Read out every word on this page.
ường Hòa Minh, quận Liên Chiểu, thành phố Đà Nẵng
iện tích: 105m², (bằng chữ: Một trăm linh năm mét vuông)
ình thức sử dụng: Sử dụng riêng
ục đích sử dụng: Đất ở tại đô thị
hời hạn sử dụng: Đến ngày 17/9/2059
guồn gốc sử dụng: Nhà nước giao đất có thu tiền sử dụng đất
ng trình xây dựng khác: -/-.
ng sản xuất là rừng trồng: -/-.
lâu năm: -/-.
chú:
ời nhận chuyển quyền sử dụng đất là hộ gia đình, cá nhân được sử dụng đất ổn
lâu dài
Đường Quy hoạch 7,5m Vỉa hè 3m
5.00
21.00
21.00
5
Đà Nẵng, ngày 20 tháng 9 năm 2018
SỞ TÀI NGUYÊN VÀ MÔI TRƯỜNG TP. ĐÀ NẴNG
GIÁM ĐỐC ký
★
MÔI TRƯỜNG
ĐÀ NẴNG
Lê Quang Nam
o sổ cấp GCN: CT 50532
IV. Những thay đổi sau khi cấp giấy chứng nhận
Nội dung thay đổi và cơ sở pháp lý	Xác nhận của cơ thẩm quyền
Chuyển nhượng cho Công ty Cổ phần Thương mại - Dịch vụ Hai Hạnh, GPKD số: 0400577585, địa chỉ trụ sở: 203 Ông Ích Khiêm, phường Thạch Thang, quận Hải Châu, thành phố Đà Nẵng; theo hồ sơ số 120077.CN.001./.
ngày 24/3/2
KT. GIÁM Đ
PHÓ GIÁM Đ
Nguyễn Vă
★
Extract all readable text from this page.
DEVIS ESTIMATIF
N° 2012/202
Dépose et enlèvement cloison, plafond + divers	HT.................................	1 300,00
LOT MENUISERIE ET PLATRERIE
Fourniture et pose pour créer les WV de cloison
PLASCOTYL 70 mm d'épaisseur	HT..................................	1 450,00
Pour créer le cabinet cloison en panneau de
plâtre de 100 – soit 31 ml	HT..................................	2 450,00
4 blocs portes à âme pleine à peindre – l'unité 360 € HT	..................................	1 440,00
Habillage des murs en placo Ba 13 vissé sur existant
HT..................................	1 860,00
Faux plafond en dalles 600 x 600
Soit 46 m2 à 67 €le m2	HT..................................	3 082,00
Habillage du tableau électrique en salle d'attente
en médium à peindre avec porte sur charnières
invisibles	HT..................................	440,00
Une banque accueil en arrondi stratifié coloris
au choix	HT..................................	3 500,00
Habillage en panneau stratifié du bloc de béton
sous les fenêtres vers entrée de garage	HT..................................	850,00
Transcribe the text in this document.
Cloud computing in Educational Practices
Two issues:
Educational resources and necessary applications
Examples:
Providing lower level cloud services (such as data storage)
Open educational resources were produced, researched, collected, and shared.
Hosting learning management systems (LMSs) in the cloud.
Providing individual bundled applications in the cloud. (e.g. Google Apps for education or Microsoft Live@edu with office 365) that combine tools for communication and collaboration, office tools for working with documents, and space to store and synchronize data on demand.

________________________________________

*GIVEN INSTRUCTION*: Retype the entries exactly, including every line.

*FINAL RESULT*:
Read out every word on this page.
ường Hòa Minh, quận Liên Chiểu, thành phố Đà Nẵng
iện tích: 105m², (bằng chữ: Một trăm linh năm mét vuông)
ình thức sử dụng: Sử dụng riêng
ục đích sử dụng: Đất ở tại đô thị
hời hạn sử dụng: Đến ngày 17/9/2059
guồn gốc sử dụng: Nhà nước giao đất có thu tiền sử dụng đất
ng trình xây dựng khác: -/-.
ng sản xuất là rừng trồng: -/-.
lâu năm: -/-.
chú:
ời nhận chuyển quyền sử dụng đất là hộ gia đình, cá nhân được sử dụng đất ổn
lâu dài
Đường Quy hoạch 7,5m Vỉa hè 3m
5.00
21.00
21.00
5
Đà Nẵng, ngày 20 tháng 9 năm 2018
SỞ TÀI NGUYÊN VÀ MÔI TRƯỜNG TP. ĐÀ NẴNG
GIÁM ĐỐC ký
★
MÔI TRƯỜNG
ĐÀ NẴNG
Lê Quang Nam
o sổ cấp GCN: CT 50532
IV. Những thay đổi sau khi cấp giấy chứng nhận
Nội dung thay đổi và cơ sở pháp lý	Xác nhận của cơ thẩm quyền
Chuyển nhượng cho Công ty Cổ phần Thương mại - Dịch vụ Hai Hạnh, GPKD số: 0400577585, địa chỉ trụ sở: 203 Ông Ích Khiêm, phường Thạch Thang, quận Hải Châu, thành phố Đà Nẵng; theo hồ sơ số 120077.CN.001./.
ngày 24/3/2
KT. GIÁM Đ
PHÓ GIÁM Đ
Nguyễn Vă
★
Extract all readable text from this page.
DEVIS ESTIMATIF
N° 2012/202
Dépose et enlèvement cloison, plafond + divers	HT.................................	1 300,00
LOT MENUISERIE ET PLATRERIE
Fourniture et pose pour créer les WV de cloison
PLASCOTYL 70 mm d'épaisseur	HT..................................	1 450,00
Pour créer le cabinet cloison en panneau de
plâtre de 100 – soit 31 ml	HT..................................	2 450,00
4 blocs portes à âme pleine à peindre – l'unité 360 € HT	..................................	1 440,00
Habillage des murs en placo Ba 13 vissé sur existant
HT..................................	1 860,00
Faux plafond en dalles 600 x 600
Soit 46 m2 à 67 €le m2	HT..................................	3 082,00
Habillage du tableau électrique en salle d'attente
en médium à peindre avec porte sur charnières
invisibles	HT..................................	440,00
Une banque accueil en arrondi stratifié coloris
au choix	HT..................................	3 500,00
Habillage en panneau stratifié du bloc de béton
sous les fenêtres vers entrée de garage	HT..................................	850,00
Transcribe the text in this document.
Cloud computing in Educational Practices
Two issues:
Educational resources and necessary applications
Examples:
Providing lower level cloud services (such as data storage)
Open educational resources were produced, researched, collected, and shared.
Hosting learning management systems (LMSs) in the cloud.
Providing individual bundled applications in the cloud. (e.g. Google Apps for education or Microsoft Live@edu with office 365) that combine tools for communication and collaboration, office tools for working with documents, and space to store and synchronize data on demand.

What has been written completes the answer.